**Given instruction:** Identify the line with "Parse this chart: output"; copy word for word that line and every one after it, to the end of the listing. Exclude pictures.

**Material provided:**
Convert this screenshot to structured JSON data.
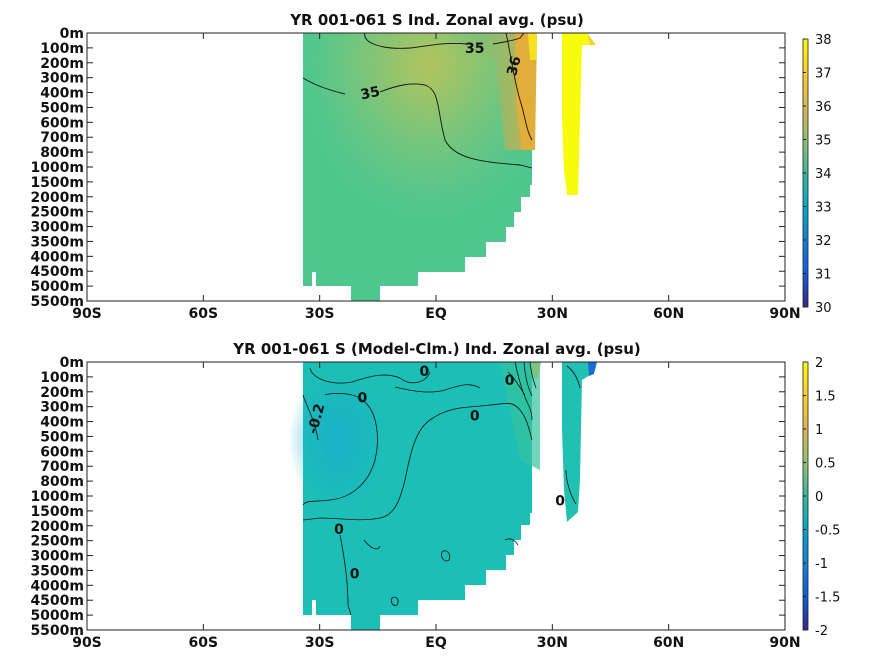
{
  "chart_data": [
    {
      "type": "heatmap",
      "title": "YR 001-061 S Ind. Zonal avg. (psu)",
      "xlim": [
        -90,
        90
      ],
      "x_ticks": [
        -90,
        -60,
        -30,
        0,
        30,
        60,
        90
      ],
      "x_tick_labels": [
        "90S",
        "60S",
        "30S",
        "EQ",
        "30N",
        "60N",
        "90N"
      ],
      "y_tick_labels": [
        "0m",
        "100m",
        "200m",
        "300m",
        "400m",
        "500m",
        "600m",
        "700m",
        "800m",
        "1000m",
        "1500m",
        "2000m",
        "2500m",
        "3000m",
        "3500m",
        "4000m",
        "4500m",
        "5000m",
        "5500m"
      ],
      "colorbar": {
        "min": 30,
        "max": 38,
        "ticks": [
          "30",
          "31",
          "32",
          "33",
          "34",
          "35",
          "36",
          "37",
          "38"
        ]
      },
      "contour_labels": [
        {
          "text": "35",
          "lat": 10,
          "level": 1.0
        },
        {
          "text": "36",
          "lat": 20,
          "level": 2.2
        },
        {
          "text": "35",
          "lat": -17,
          "level": 4.0
        }
      ]
    },
    {
      "type": "heatmap",
      "title": "YR 001-061 S (Model-Clm.) Ind. Zonal avg. (psu)",
      "xlim": [
        -90,
        90
      ],
      "x_ticks": [
        -90,
        -60,
        -30,
        0,
        30,
        60,
        90
      ],
      "x_tick_labels": [
        "90S",
        "60S",
        "30S",
        "EQ",
        "30N",
        "60N",
        "90N"
      ],
      "y_tick_labels": [
        "0m",
        "100m",
        "200m",
        "300m",
        "400m",
        "500m",
        "600m",
        "700m",
        "800m",
        "1000m",
        "1500m",
        "2000m",
        "2500m",
        "3000m",
        "3500m",
        "4000m",
        "4500m",
        "5000m",
        "5500m"
      ],
      "colorbar": {
        "min": -2,
        "max": 2,
        "ticks": [
          "-2",
          "-1.5",
          "-1",
          "-0.5",
          "0",
          "0.5",
          "1",
          "1.5",
          "2"
        ]
      },
      "contour_labels": [
        {
          "text": "0",
          "lat": -3,
          "level": 0.6
        },
        {
          "text": "0",
          "lat": 19,
          "level": 1.2
        },
        {
          "text": "0",
          "lat": -19,
          "level": 2.4
        },
        {
          "text": "-0.2",
          "lat": -31,
          "level": 3.8
        },
        {
          "text": "0",
          "lat": 10,
          "level": 3.6
        },
        {
          "text": "0",
          "lat": 32,
          "level": 9.3
        },
        {
          "text": "0",
          "lat": -25,
          "level": 11.2
        },
        {
          "text": "0",
          "lat": -21,
          "level": 14.2
        }
      ]
    }
  ]
}
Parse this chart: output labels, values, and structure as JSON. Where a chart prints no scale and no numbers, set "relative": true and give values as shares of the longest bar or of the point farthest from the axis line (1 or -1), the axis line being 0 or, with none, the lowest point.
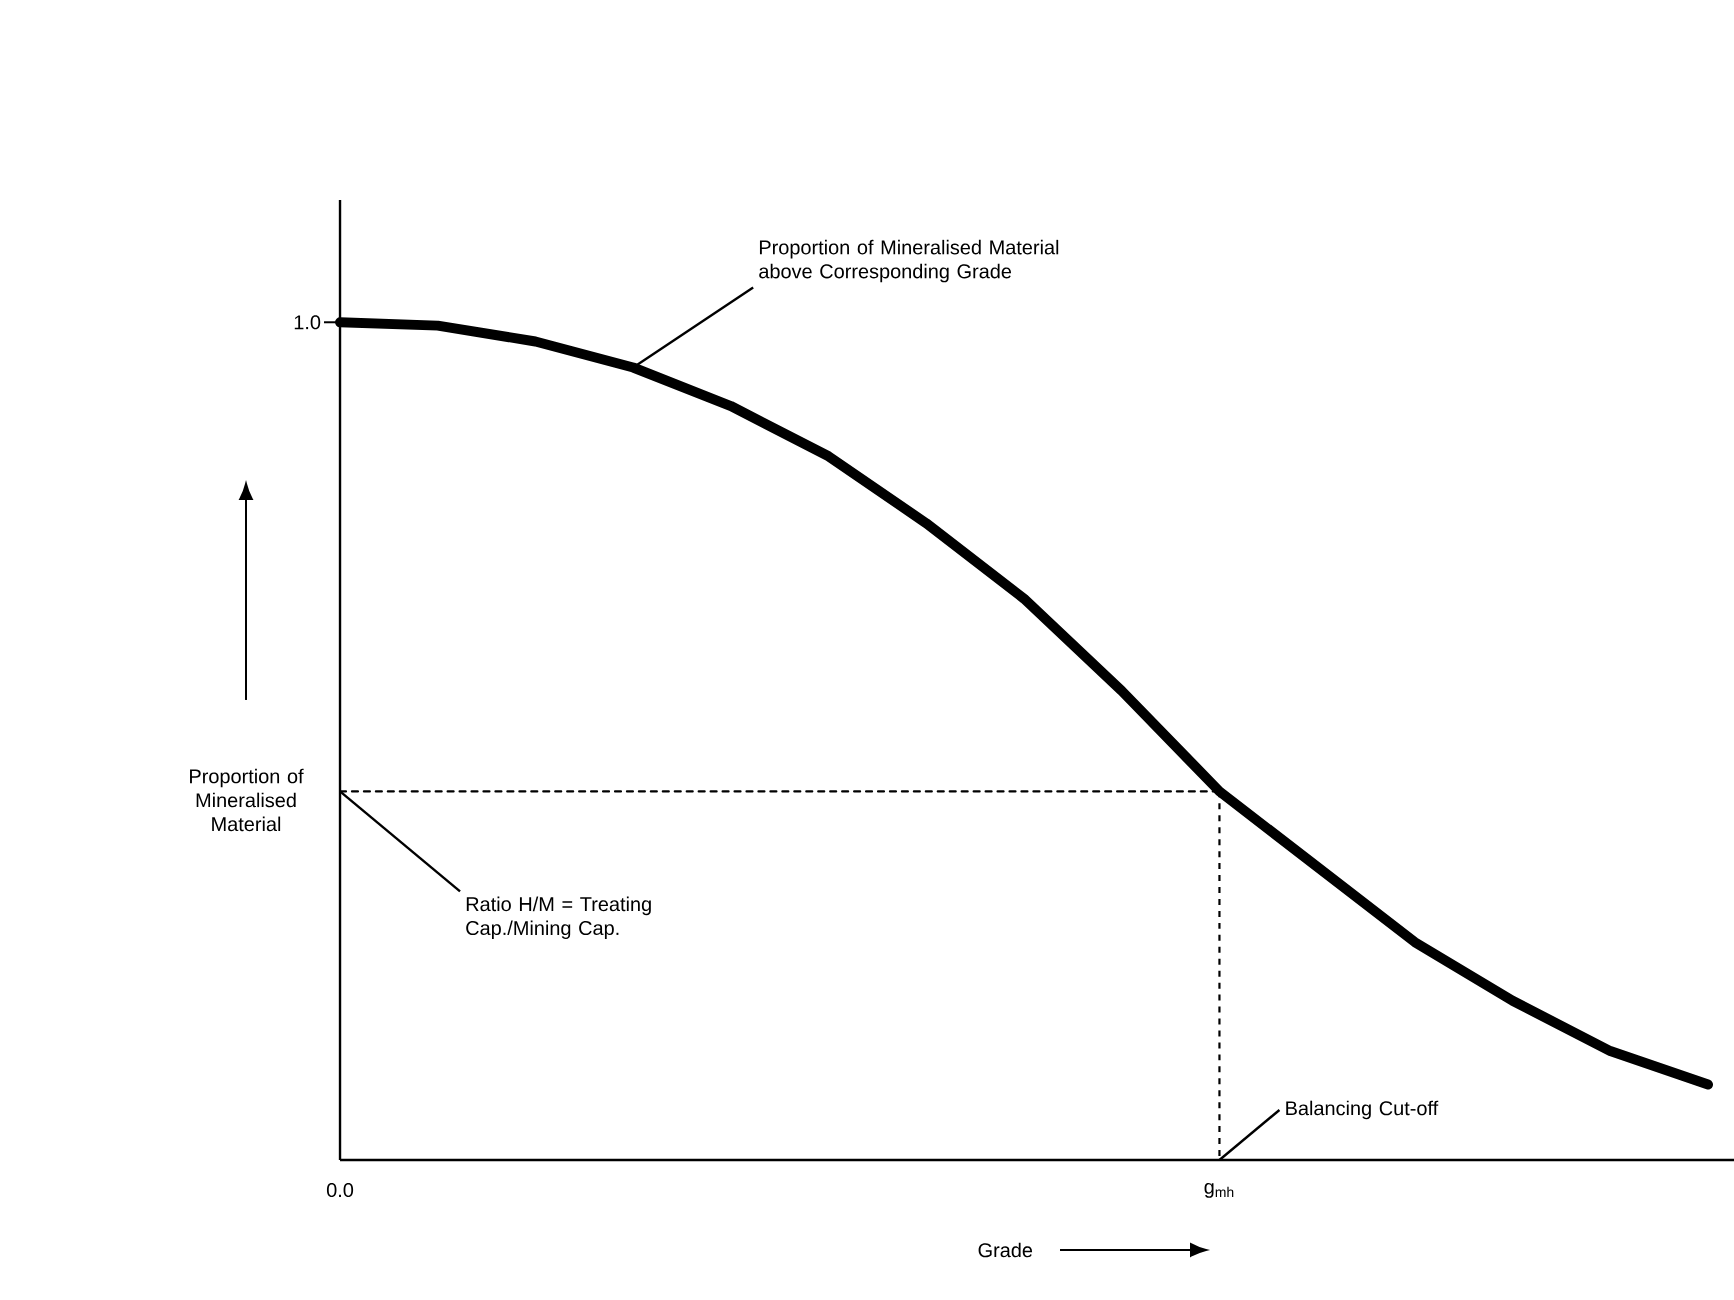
{
  "chart_data": {
    "type": "line",
    "xlabel": "Grade",
    "ylabel": "Proportion of Mineralised Material",
    "relative": true,
    "categories": [
      null,
      null,
      null,
      null,
      null,
      null,
      null,
      null,
      null,
      null,
      null,
      null,
      null,
      null,
      null
    ],
    "series": [
      {
        "color": "#000000",
        "line_style": "solid",
        "values": [
          1.0,
          0.996,
          0.977,
          0.946,
          0.9,
          0.84,
          0.76,
          0.67,
          0.56,
          0.44,
          0.35,
          0.26,
          0.19,
          0.13,
          0.09
        ]
      },
      {
        "color": "#000000",
        "line_style": "dashed",
        "values": [
          0.44,
          0.44,
          0.44,
          0.44,
          0.44,
          0.44,
          0.44,
          0.44,
          0.44,
          0.44,
          null,
          null,
          null,
          null,
          null
        ]
      }
    ],
    "annotations": [
      "Proportion of Mineralised Material above Corresponding Grade",
      "Ratio H/M = Treating Cap./Mining Cap.",
      "Balancing Cut-off",
      "1.0",
      "0.0",
      "g$_{mh}$"
    ]
  }
}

**Solved problem:**
Parse this chart: output labels, values, and structure as JSON. Where a chart prints no scale and no numbers, set "relative": true and give values as shares of the longest bar or of the point farthest from the axis line (1 or -1), the axis line being 0 or, with none, the lowest point.
{
  "chart_data": {
    "type": "line",
    "xlabel": "Grade",
    "ylabel": "Proportion of Mineralised Material",
    "relative": true,
    "categories": [
      null,
      null,
      null,
      null,
      null,
      null,
      null,
      null,
      null,
      null,
      null,
      null,
      null,
      null,
      null
    ],
    "series": [
      {
        "color": "#000000",
        "line_style": "solid",
        "values": [
          1.0,
          0.996,
          0.977,
          0.946,
          0.9,
          0.84,
          0.76,
          0.67,
          0.56,
          0.44,
          0.35,
          0.26,
          0.19,
          0.13,
          0.09
        ]
      },
      {
        "color": "#000000",
        "line_style": "dashed",
        "values": [
          0.44,
          0.44,
          0.44,
          0.44,
          0.44,
          0.44,
          0.44,
          0.44,
          0.44,
          0.44,
          null,
          null,
          null,
          null,
          null
        ]
      }
    ],
    "annotations": [
      "Proportion of Mineralised Material above Corresponding Grade",
      "Ratio H/M = Treating Cap./Mining Cap.",
      "Balancing Cut-off",
      "1.0",
      "0.0",
      "g$_{mh}$"
    ]
  }
}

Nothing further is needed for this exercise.